TASK STATEMENT = Show every line in the records below that contains the word "ödənilən".

Collected data entries
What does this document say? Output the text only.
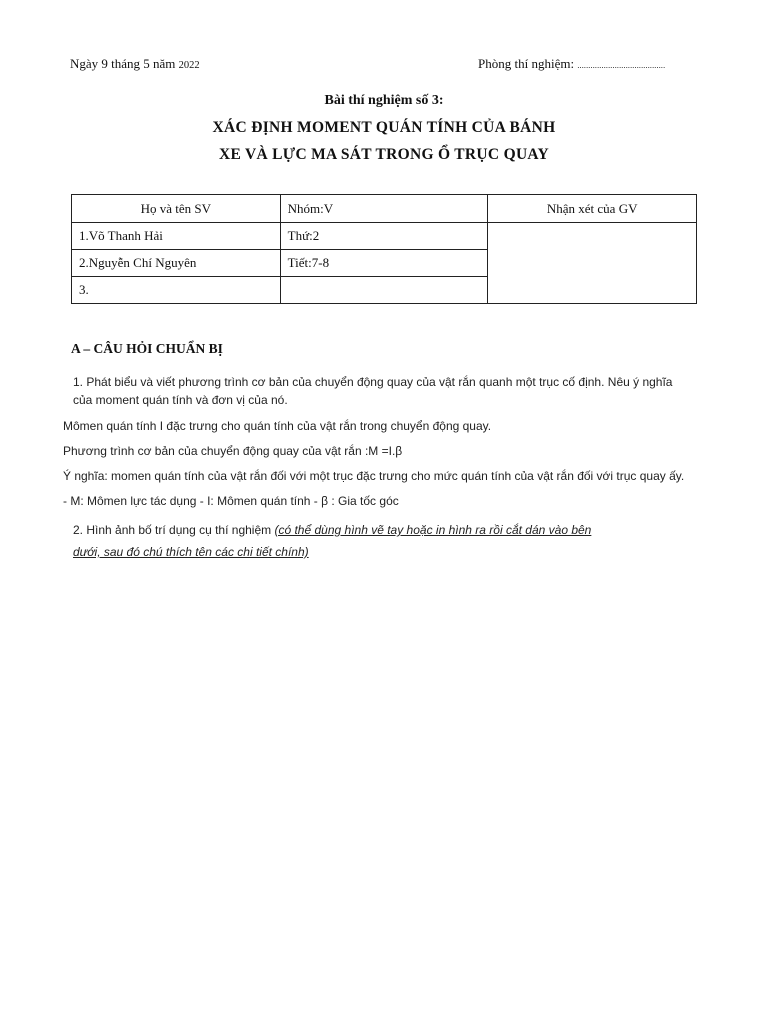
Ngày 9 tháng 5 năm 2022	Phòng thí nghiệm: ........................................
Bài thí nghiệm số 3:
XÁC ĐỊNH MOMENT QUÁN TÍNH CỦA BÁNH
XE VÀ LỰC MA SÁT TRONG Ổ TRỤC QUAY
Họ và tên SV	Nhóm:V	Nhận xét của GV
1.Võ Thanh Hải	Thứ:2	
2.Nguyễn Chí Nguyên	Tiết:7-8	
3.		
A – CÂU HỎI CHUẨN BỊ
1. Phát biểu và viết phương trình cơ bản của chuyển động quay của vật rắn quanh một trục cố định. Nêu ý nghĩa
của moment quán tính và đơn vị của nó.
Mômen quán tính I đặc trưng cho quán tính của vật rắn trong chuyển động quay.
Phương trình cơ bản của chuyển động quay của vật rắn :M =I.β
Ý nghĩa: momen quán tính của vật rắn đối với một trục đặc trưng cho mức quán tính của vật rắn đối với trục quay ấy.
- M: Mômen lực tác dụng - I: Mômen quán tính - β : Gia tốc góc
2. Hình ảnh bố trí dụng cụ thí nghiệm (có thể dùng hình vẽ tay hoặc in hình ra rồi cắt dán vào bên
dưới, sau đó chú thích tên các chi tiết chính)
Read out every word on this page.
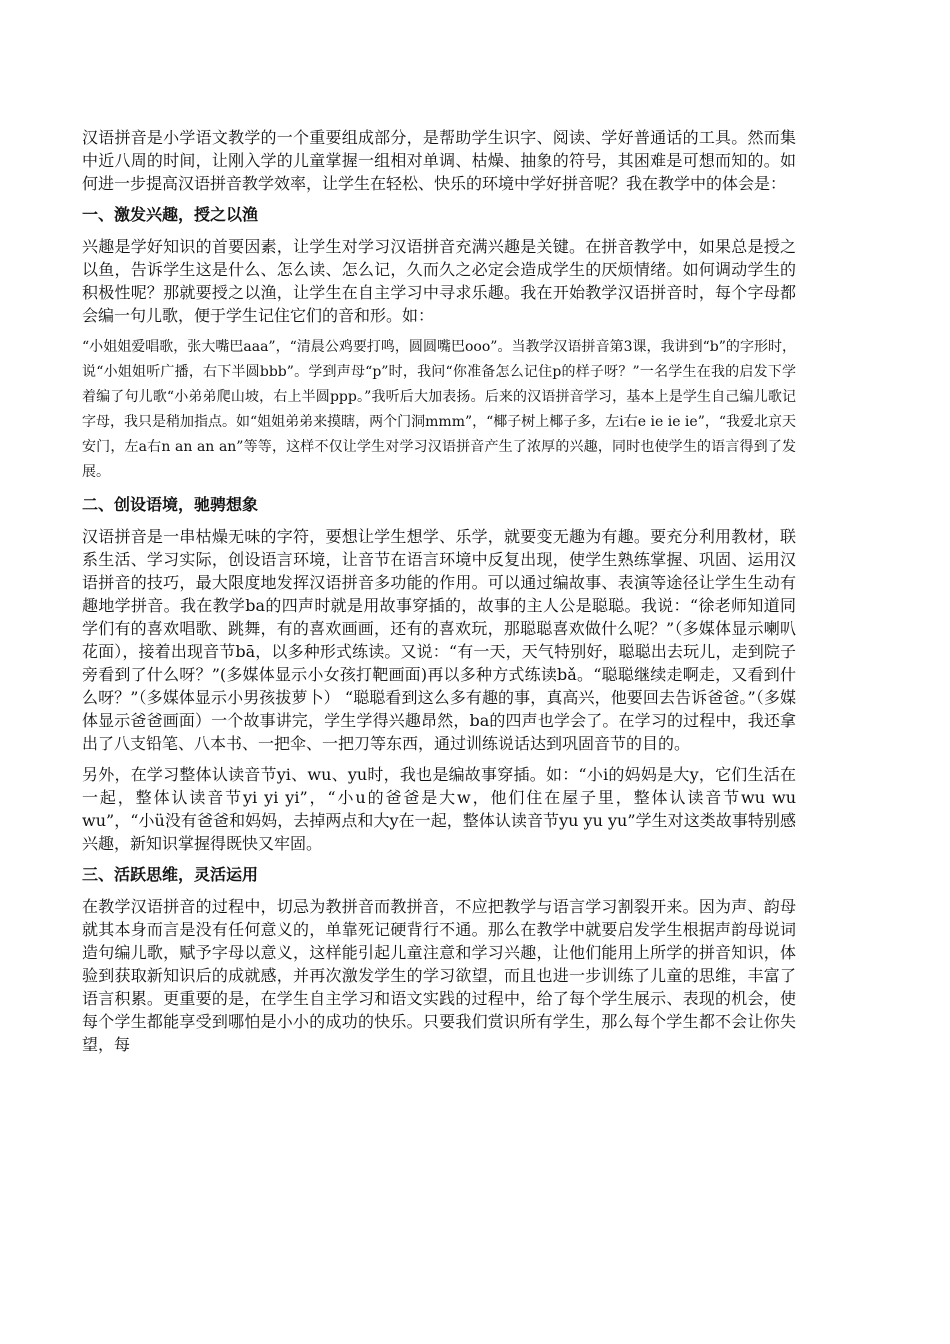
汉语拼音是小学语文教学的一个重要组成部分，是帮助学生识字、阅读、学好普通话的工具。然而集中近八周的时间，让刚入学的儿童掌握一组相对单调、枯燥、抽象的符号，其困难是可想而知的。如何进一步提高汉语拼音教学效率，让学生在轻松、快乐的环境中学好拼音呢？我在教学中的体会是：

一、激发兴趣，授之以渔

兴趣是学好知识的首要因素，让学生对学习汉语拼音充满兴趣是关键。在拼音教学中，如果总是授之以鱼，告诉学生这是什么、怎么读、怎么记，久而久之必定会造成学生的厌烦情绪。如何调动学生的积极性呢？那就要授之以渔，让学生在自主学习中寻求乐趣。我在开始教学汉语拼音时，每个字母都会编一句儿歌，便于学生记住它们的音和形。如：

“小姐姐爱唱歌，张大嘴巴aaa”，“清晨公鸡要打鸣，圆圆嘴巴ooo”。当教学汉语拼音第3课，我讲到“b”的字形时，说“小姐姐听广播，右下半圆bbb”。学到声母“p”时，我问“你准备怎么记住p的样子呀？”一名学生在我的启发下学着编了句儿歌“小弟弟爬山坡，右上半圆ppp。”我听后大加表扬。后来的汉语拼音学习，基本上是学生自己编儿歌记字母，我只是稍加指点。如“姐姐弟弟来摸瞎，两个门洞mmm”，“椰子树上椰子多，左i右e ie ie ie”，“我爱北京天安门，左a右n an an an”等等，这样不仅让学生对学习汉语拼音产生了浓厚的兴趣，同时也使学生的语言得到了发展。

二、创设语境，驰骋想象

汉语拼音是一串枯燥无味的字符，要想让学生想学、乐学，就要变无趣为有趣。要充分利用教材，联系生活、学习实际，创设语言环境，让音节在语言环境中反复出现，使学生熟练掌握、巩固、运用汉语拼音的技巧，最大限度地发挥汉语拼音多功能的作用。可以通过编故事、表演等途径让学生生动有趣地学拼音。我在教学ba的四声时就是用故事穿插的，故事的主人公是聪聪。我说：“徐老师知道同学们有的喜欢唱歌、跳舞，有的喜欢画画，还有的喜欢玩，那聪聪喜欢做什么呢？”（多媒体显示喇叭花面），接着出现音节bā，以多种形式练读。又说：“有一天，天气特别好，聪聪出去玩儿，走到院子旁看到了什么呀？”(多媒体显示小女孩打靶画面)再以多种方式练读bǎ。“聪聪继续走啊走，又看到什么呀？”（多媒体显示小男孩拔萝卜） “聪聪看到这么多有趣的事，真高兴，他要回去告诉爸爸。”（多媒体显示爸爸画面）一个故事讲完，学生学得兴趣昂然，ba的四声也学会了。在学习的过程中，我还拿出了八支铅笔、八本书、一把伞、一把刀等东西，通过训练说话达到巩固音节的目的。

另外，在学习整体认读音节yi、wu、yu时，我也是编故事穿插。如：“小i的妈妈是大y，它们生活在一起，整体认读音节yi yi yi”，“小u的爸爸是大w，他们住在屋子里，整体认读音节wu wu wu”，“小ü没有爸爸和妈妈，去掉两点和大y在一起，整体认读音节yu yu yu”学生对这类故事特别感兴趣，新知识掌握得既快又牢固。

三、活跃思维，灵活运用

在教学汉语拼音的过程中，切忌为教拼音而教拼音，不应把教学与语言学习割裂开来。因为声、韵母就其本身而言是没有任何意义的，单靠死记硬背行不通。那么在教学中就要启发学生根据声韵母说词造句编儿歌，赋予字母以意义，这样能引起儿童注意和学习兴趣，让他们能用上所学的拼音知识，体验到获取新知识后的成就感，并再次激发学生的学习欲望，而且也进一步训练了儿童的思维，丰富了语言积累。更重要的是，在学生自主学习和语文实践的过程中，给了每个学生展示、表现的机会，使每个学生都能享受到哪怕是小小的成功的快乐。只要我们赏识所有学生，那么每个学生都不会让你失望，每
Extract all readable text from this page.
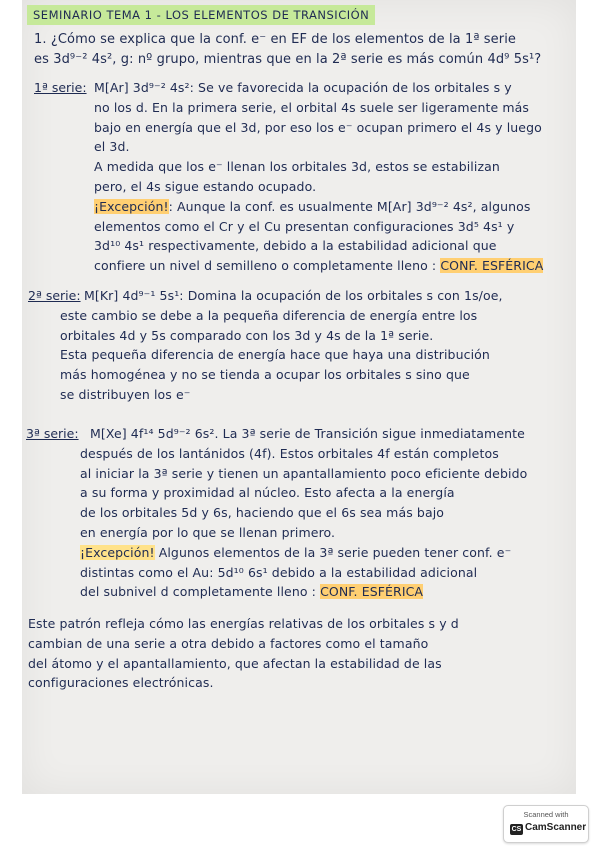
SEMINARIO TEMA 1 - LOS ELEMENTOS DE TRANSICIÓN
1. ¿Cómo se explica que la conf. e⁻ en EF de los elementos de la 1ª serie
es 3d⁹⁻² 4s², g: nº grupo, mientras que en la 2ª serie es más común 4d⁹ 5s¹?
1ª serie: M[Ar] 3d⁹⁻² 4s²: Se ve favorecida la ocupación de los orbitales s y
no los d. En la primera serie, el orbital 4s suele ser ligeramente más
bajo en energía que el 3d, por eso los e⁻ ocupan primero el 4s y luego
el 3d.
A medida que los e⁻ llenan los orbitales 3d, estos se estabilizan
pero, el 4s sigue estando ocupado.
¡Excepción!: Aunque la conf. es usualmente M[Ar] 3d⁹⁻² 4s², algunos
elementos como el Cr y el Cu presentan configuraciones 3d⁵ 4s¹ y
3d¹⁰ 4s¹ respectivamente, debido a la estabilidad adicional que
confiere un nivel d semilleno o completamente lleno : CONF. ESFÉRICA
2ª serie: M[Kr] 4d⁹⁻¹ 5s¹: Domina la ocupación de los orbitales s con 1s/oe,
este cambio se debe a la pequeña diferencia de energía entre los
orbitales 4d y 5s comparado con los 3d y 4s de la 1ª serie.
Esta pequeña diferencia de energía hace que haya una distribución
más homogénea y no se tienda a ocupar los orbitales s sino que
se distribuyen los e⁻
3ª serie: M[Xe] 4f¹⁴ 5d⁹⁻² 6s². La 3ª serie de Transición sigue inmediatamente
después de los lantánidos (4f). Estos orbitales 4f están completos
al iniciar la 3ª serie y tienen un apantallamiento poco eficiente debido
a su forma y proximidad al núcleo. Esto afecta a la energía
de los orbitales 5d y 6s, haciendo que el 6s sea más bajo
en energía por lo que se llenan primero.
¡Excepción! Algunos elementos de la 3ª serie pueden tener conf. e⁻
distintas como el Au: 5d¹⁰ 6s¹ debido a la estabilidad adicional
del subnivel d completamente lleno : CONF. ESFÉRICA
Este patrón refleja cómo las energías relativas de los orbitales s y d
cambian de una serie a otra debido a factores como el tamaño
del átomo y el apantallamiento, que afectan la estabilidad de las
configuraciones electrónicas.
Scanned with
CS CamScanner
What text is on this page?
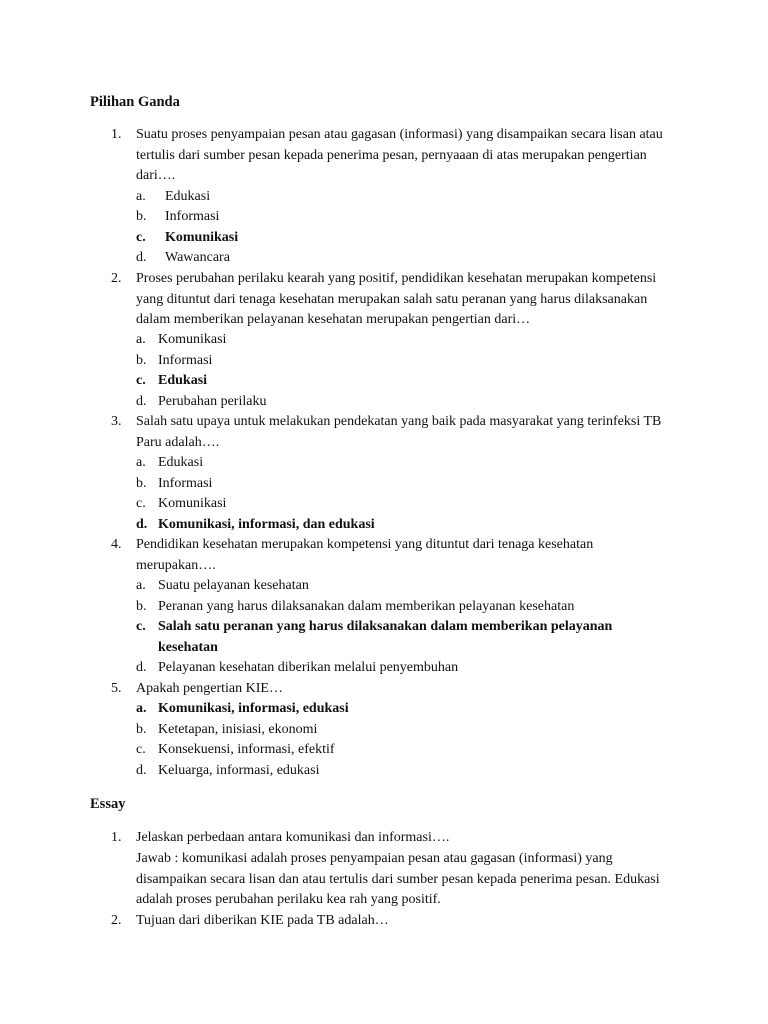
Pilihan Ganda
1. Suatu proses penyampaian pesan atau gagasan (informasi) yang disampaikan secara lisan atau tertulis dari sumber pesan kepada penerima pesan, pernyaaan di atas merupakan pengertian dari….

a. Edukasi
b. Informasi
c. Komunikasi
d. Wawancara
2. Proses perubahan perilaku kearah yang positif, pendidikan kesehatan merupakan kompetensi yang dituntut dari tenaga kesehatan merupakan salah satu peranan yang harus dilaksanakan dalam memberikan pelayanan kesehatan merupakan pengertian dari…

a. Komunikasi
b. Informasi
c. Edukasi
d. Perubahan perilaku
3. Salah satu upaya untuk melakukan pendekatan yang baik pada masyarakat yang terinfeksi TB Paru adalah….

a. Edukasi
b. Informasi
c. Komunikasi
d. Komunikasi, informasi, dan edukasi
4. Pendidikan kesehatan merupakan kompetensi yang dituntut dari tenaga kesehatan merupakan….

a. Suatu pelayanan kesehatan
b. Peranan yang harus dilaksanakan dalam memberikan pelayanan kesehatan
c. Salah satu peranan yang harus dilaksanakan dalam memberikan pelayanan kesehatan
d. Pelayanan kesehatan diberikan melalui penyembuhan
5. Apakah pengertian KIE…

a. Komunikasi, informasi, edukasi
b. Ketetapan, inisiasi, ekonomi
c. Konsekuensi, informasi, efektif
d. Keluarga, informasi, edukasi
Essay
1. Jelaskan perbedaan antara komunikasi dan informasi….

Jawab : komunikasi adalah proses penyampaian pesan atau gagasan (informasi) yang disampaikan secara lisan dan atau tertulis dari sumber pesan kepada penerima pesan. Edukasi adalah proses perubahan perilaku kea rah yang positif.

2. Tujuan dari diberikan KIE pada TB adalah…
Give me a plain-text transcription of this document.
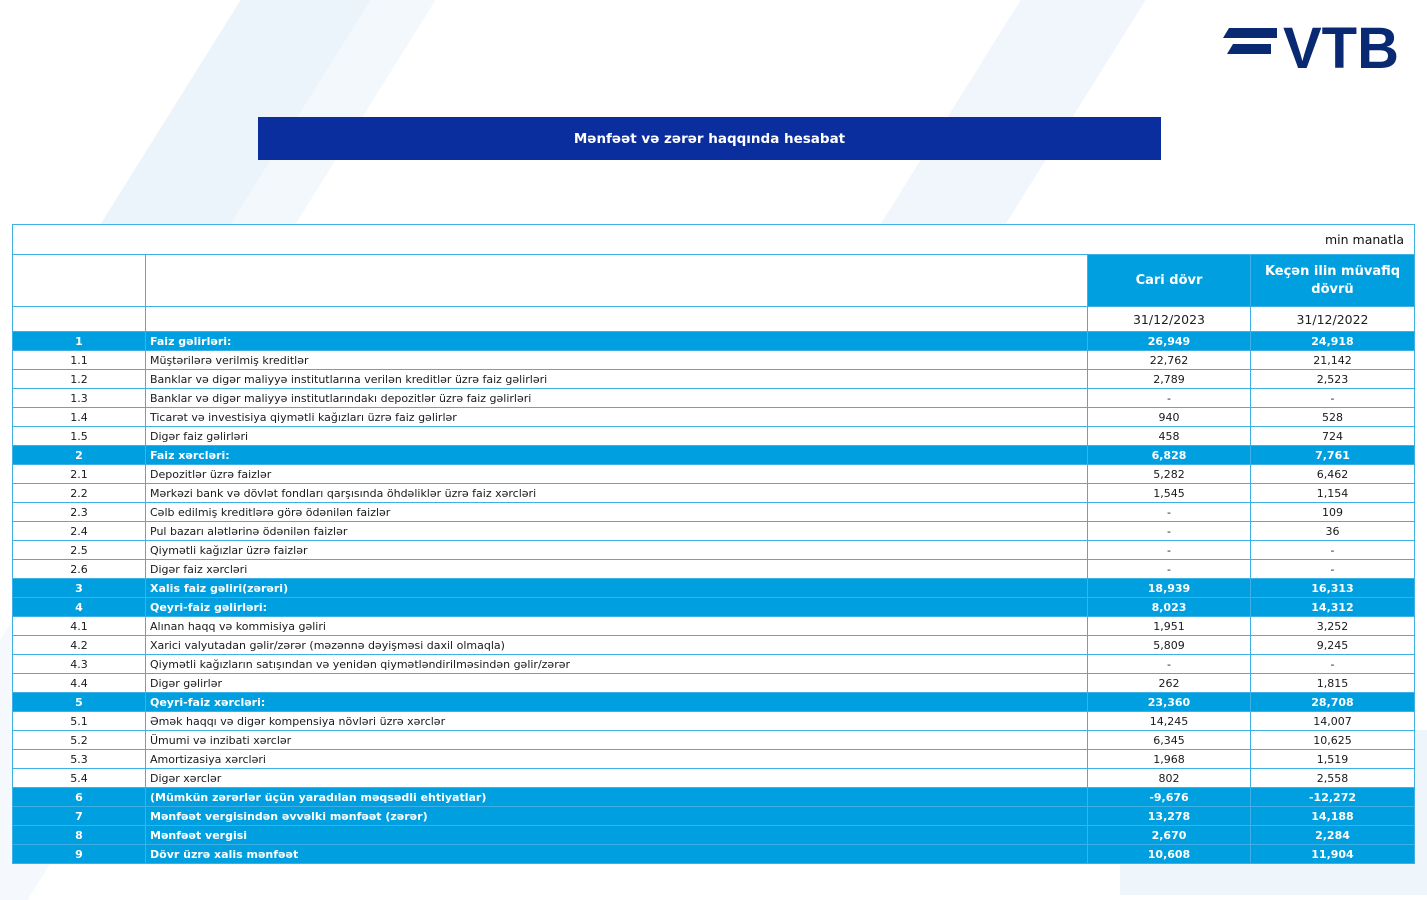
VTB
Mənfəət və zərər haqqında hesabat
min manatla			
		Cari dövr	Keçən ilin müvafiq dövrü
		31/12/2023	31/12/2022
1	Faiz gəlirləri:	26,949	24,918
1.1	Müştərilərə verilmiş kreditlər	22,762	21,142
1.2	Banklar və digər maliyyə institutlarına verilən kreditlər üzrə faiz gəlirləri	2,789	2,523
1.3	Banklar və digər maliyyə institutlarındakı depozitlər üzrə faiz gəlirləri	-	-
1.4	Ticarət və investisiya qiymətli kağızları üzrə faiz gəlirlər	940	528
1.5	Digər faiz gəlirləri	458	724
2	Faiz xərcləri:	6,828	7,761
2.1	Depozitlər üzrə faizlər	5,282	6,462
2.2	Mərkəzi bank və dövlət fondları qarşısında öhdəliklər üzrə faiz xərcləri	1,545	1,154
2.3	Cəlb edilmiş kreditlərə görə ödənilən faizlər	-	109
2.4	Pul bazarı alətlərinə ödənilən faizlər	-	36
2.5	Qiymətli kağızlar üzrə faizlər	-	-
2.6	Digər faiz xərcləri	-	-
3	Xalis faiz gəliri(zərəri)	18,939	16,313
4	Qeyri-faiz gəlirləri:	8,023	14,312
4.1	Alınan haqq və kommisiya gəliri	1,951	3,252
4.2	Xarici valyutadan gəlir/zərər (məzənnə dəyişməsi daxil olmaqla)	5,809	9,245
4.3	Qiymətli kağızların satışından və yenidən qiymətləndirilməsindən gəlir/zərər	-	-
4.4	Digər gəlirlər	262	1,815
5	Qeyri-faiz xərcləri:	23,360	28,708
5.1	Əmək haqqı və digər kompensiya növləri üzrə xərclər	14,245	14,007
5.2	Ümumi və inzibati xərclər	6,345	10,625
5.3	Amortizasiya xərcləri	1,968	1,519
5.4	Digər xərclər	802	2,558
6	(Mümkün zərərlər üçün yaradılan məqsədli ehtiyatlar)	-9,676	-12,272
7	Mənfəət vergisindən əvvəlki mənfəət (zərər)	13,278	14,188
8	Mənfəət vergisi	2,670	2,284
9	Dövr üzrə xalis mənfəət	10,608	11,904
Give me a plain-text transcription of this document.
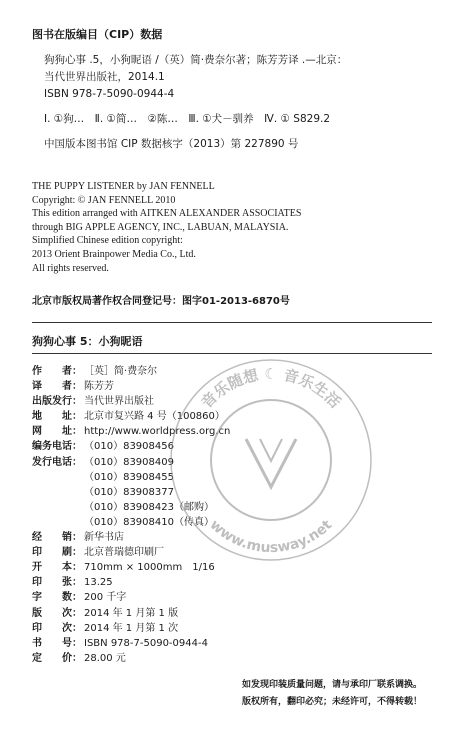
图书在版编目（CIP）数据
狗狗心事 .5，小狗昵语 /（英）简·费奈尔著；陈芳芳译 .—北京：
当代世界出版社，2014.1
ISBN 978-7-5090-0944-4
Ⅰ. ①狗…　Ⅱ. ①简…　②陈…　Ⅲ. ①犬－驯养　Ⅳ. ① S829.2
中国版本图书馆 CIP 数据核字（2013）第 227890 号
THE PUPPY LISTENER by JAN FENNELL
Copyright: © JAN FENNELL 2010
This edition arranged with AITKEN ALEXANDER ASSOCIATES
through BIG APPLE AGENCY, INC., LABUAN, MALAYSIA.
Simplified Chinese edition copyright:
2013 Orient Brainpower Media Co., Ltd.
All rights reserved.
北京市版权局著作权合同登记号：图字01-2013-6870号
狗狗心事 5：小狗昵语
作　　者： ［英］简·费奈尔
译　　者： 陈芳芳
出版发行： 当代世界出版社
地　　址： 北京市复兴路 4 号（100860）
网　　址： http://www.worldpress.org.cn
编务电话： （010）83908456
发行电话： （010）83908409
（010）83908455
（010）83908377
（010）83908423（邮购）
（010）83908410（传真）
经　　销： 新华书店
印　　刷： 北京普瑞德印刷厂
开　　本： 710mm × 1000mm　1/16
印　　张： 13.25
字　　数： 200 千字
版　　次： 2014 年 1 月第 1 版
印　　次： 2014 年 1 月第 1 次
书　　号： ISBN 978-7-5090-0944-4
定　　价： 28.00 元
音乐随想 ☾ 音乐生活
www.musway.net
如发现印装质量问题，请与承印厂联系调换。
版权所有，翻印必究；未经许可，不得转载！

FINISHED ANSWER =
2.3	Cəlb edilmiş kreditlərə görə ödənilən faizlər	-	109
2.4	Pul bazarı alətlərinə ödənilən faizlər	-	36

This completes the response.